__The request__.
Would you transcribe the listing that follows, character for character, and omit its images?

__Exercise material__.

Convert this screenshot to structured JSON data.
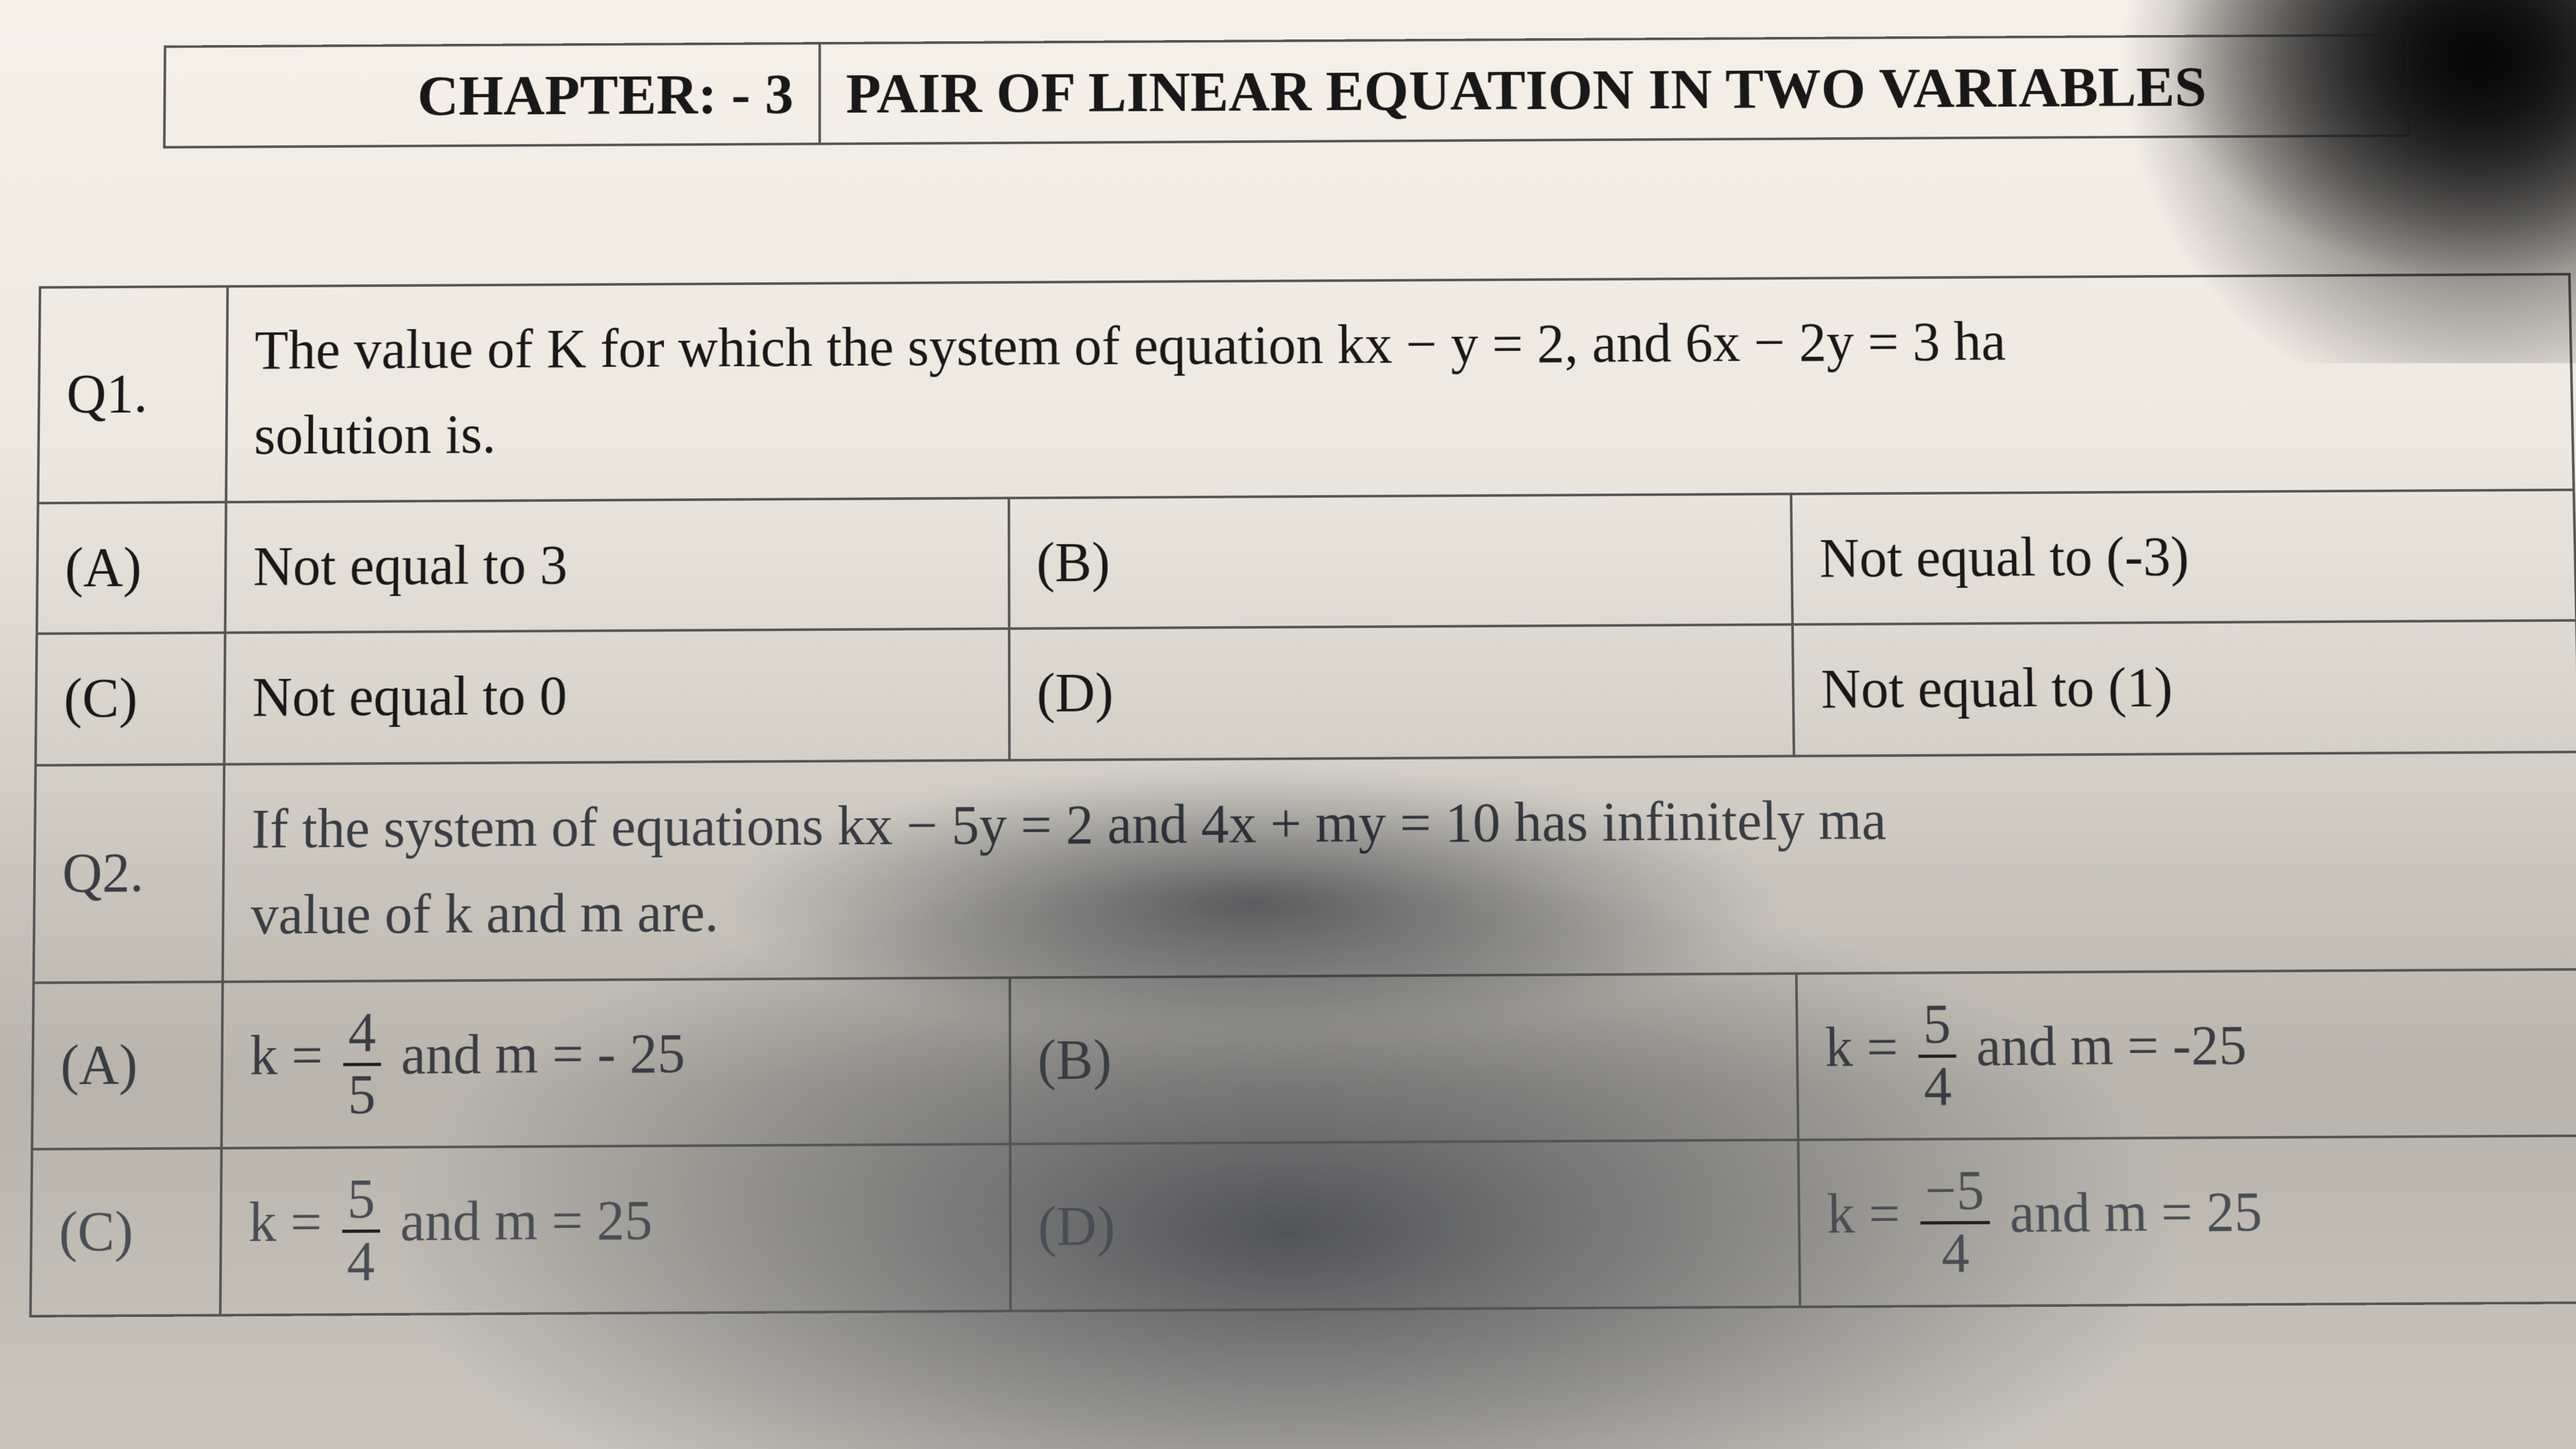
{
  "colors": {
    "paper_top": "#f3eee6",
    "paper_mid": "#ece7de",
    "paper_shadow": "#b7b3ab",
    "rule": "#555555",
    "text": "#1a1a1a",
    "dim_text": "#3a3e44"
  },
  "typography": {
    "family": "Times New Roman",
    "header_pt": 92,
    "body_pt": 88,
    "weight_header": 700,
    "weight_body": 400
  },
  "header": {
    "left": "CHAPTER: - 3",
    "right": "PAIR OF LINEAR EQUATION IN TWO VARIABLES"
  },
  "q1": {
    "num": "Q1.",
    "text_line1": "The value of K for which the system of equation kx − y = 2, and 6x − 2y = 3 ha",
    "text_line2": "solution is.",
    "A": {
      "label": "(A)",
      "text": "Not equal to   3"
    },
    "B": {
      "label": "(B)",
      "text": "Not equal to  (-3)"
    },
    "C": {
      "label": "(C)",
      "text": "Not equal to   0"
    },
    "D": {
      "label": "(D)",
      "text": "Not equal to  (1)"
    }
  },
  "q2": {
    "num": "Q2.",
    "text_line1": "If the system of equations kx − 5y = 2 and  4x + my = 10 has infinitely ma",
    "text_line2": "value of k and m are.",
    "A": {
      "label": "(A)",
      "k_num": "4",
      "k_den": "5",
      "mid": " and m = - 25"
    },
    "B": {
      "label": "(B)",
      "k_num": "5",
      "k_den": "4",
      "mid": " and m = -25"
    },
    "C": {
      "label": "(C)",
      "k_num": "5",
      "k_den": "4",
      "mid": " and m = 25"
    },
    "D": {
      "label": "(D)",
      "k_num": "−5",
      "k_den": "4",
      "mid": " and m = 25"
    }
  }
}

__Solution to this problem__.
Convert this screenshot to structured JSON data.
{
  "colors": {
    "paper_top": "#f3eee6",
    "paper_mid": "#ece7de",
    "paper_shadow": "#b7b3ab",
    "rule": "#555555",
    "text": "#1a1a1a",
    "dim_text": "#3a3e44"
  },
  "typography": {
    "family": "Times New Roman",
    "header_pt": 92,
    "body_pt": 88,
    "weight_header": 700,
    "weight_body": 400
  },
  "header": {
    "left": "CHAPTER: - 3",
    "right": "PAIR OF LINEAR EQUATION IN TWO VARIABLES"
  },
  "q1": {
    "num": "Q1.",
    "text_line1": "The value of K for which the system of equation kx − y = 2, and 6x − 2y = 3 ha",
    "text_line2": "solution is.",
    "A": {
      "label": "(A)",
      "text": "Not equal to   3"
    },
    "B": {
      "label": "(B)",
      "text": "Not equal to  (-3)"
    },
    "C": {
      "label": "(C)",
      "text": "Not equal to   0"
    },
    "D": {
      "label": "(D)",
      "text": "Not equal to  (1)"
    }
  },
  "q2": {
    "num": "Q2.",
    "text_line1": "If the system of equations kx − 5y = 2 and  4x + my = 10 has infinitely ma",
    "text_line2": "value of k and m are.",
    "A": {
      "label": "(A)",
      "k_num": "4",
      "k_den": "5",
      "mid": " and m = - 25"
    },
    "B": {
      "label": "(B)",
      "k_num": "5",
      "k_den": "4",
      "mid": " and m = -25"
    },
    "C": {
      "label": "(C)",
      "k_num": "5",
      "k_den": "4",
      "mid": " and m = 25"
    },
    "D": {
      "label": "(D)",
      "k_num": "−5",
      "k_den": "4",
      "mid": " and m = 25"
    }
  }
}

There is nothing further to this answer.